WHAT TO PRODUCE
In the listing below, find every line with the string "self" and pull it out.

RECORDS FOR THE TASK
★ ★ ★ ★ ★

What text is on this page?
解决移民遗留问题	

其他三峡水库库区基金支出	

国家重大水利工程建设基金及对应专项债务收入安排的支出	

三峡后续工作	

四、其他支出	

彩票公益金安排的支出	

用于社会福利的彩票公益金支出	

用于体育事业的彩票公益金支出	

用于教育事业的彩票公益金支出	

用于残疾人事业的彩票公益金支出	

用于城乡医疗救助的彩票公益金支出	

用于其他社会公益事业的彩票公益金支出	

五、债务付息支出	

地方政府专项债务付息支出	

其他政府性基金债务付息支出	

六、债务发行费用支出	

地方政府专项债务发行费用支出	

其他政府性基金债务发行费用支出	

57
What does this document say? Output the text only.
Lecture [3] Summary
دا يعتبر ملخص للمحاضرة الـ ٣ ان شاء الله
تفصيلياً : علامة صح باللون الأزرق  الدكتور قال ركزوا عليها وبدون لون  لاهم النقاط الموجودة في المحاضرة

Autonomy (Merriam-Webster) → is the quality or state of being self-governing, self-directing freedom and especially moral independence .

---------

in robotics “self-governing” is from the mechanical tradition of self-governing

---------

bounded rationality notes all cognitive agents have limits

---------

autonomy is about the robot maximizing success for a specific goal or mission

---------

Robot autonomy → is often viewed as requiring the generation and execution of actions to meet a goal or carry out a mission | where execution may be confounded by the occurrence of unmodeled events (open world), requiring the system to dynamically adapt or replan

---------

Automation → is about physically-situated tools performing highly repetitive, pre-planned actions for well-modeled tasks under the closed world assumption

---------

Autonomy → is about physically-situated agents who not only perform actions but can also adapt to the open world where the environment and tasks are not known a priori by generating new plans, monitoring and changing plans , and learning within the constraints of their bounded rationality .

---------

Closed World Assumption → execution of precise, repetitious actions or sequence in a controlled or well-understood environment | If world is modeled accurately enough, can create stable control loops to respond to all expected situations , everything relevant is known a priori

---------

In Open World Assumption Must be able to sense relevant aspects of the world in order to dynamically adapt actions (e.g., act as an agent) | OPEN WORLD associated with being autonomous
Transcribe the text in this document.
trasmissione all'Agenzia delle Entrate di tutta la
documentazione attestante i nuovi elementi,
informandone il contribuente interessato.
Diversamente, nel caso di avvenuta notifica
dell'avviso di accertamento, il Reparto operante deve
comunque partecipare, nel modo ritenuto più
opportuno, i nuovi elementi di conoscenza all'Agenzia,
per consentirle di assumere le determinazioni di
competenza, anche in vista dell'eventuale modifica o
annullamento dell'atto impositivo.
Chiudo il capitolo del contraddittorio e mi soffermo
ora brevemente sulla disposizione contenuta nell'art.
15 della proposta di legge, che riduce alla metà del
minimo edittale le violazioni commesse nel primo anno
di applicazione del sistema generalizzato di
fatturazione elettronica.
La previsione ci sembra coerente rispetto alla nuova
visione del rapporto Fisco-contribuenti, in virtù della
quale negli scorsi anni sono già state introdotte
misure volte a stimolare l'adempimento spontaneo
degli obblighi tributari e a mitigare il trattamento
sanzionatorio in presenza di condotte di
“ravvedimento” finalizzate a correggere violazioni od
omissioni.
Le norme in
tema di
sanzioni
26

★ ★ ★ ★ ★

RESULT OF THE EXERCISE
Autonomy (Merriam-Webster) → is the quality or state of being self-governing, self-directing freedom and especially moral independence .
in robotics “self-governing” is from the mechanical tradition of self-governing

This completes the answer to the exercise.